Supplied entries ->
· · · · ·

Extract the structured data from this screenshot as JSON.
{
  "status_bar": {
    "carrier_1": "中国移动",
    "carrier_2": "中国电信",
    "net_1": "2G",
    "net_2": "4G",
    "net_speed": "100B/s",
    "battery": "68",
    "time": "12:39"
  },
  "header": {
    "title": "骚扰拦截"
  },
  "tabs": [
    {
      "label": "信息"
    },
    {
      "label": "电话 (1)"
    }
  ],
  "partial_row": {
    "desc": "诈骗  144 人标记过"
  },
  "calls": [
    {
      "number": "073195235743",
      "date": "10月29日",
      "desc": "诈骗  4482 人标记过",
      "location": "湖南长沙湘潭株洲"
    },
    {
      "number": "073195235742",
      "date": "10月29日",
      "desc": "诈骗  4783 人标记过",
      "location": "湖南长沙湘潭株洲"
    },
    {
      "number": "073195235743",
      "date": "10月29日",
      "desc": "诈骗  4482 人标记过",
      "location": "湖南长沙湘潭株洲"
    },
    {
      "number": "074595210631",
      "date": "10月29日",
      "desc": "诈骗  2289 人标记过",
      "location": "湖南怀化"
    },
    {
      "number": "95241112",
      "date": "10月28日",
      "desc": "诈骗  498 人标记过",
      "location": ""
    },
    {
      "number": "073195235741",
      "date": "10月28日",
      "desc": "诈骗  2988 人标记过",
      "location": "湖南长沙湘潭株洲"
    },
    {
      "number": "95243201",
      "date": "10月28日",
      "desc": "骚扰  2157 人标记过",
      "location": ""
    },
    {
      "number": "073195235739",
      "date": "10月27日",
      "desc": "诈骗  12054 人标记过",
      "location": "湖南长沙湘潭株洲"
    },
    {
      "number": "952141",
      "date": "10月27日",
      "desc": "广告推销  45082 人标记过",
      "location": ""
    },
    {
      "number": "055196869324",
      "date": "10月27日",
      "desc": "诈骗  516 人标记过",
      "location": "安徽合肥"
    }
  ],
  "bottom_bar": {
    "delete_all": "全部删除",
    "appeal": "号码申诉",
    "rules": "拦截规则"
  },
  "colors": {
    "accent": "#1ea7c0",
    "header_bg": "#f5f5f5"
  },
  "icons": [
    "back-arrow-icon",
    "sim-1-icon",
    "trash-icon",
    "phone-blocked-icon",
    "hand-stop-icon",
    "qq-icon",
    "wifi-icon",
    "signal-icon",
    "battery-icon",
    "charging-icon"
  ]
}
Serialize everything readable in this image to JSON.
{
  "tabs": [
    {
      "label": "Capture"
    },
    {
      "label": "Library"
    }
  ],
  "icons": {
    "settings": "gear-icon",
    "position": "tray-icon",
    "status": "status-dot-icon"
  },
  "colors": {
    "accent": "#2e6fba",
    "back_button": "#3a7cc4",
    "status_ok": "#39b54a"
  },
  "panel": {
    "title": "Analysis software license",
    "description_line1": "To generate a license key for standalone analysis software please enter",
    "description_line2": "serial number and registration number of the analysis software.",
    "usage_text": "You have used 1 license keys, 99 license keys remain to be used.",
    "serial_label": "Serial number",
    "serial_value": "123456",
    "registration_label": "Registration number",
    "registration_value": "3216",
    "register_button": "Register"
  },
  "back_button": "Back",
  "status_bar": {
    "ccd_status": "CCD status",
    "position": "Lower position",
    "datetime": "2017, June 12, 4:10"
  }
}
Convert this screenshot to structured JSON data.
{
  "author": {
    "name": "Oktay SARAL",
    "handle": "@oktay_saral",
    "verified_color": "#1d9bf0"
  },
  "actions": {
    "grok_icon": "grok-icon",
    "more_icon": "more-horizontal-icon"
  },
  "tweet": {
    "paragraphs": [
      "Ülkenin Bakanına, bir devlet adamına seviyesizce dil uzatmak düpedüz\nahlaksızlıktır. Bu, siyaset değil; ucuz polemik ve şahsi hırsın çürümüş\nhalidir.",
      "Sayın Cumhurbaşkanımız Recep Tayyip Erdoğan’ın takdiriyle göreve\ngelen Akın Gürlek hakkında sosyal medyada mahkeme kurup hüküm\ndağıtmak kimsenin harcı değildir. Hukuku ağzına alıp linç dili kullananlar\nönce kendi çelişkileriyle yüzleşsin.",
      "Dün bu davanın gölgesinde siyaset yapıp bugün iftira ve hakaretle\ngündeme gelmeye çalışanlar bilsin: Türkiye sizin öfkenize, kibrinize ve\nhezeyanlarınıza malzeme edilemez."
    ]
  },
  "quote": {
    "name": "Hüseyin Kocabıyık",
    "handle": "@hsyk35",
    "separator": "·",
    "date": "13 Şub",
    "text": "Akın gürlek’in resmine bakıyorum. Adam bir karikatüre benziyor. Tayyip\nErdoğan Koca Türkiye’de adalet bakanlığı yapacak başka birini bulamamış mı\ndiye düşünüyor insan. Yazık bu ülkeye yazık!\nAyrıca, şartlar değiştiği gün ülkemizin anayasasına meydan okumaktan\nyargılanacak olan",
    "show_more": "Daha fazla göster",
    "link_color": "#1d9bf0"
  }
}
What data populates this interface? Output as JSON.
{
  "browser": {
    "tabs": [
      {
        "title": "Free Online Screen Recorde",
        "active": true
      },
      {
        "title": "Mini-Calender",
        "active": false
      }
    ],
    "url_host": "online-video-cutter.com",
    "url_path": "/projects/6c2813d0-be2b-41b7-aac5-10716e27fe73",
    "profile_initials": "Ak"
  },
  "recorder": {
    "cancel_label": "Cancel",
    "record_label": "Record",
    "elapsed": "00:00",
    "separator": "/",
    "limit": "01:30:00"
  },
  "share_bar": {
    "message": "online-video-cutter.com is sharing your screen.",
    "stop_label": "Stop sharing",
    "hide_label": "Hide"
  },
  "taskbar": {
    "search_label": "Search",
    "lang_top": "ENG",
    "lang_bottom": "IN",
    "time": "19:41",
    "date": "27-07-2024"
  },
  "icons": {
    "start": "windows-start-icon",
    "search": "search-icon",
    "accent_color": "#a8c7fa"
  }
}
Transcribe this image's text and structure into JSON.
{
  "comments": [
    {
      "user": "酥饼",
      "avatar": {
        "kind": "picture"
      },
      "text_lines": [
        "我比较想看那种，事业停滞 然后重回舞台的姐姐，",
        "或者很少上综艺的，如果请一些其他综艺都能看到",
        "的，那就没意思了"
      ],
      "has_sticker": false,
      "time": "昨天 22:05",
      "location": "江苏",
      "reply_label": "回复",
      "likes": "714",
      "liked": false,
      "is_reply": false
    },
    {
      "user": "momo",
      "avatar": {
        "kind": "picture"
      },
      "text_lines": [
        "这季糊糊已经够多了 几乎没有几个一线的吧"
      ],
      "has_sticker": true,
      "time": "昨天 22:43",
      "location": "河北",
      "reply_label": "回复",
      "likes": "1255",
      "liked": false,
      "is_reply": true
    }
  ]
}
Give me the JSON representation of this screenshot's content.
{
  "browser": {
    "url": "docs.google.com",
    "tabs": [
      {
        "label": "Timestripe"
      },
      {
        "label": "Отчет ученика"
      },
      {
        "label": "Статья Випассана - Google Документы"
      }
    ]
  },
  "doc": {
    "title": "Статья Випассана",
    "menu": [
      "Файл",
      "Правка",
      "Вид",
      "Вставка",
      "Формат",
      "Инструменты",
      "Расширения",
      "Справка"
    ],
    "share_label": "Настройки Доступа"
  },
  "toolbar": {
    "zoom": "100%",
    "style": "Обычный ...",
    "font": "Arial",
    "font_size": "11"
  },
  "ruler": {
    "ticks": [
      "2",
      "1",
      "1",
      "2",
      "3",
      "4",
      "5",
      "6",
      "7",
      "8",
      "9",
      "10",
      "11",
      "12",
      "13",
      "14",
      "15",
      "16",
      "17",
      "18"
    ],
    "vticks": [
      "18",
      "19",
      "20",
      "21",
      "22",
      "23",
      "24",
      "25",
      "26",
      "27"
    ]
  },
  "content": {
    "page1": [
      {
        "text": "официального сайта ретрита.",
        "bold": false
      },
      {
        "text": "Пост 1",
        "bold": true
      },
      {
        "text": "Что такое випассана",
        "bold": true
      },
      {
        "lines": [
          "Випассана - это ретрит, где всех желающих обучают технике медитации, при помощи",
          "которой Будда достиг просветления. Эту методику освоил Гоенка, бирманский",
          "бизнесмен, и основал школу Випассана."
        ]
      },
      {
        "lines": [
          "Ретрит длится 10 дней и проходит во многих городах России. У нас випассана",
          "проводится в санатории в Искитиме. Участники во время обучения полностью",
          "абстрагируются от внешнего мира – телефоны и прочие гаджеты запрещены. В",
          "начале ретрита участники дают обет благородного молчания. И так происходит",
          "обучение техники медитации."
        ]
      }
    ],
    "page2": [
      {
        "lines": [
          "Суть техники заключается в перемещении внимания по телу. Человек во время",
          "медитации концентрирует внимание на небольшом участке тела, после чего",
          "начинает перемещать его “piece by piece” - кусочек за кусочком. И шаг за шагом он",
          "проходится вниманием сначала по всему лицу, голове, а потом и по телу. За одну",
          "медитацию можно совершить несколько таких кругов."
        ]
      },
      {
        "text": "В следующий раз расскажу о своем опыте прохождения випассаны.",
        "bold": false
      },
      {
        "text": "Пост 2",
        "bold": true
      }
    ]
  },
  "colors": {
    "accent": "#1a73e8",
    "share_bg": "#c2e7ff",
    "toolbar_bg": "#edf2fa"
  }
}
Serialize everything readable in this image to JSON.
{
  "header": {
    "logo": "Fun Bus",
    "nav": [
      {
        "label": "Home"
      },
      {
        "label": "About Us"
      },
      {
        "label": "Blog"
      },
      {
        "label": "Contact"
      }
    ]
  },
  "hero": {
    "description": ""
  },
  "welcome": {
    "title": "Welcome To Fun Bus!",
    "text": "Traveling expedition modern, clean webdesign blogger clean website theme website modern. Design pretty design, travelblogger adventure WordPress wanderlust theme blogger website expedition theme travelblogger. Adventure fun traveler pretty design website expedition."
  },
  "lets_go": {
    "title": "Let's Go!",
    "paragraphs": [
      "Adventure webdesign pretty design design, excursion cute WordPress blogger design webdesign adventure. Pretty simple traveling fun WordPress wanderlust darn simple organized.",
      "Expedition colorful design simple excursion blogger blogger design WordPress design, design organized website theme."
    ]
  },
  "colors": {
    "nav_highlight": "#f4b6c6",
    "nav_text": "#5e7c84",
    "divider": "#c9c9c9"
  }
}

· · · · ·

Stated goal -> Find and copy every line in the entries above where the string "ретрита" occurs.

Solution to the exercise ->
        "text": "официального сайта ретрита.",
          "начале ретрита участники дают обет благородного молчания. И так происходит",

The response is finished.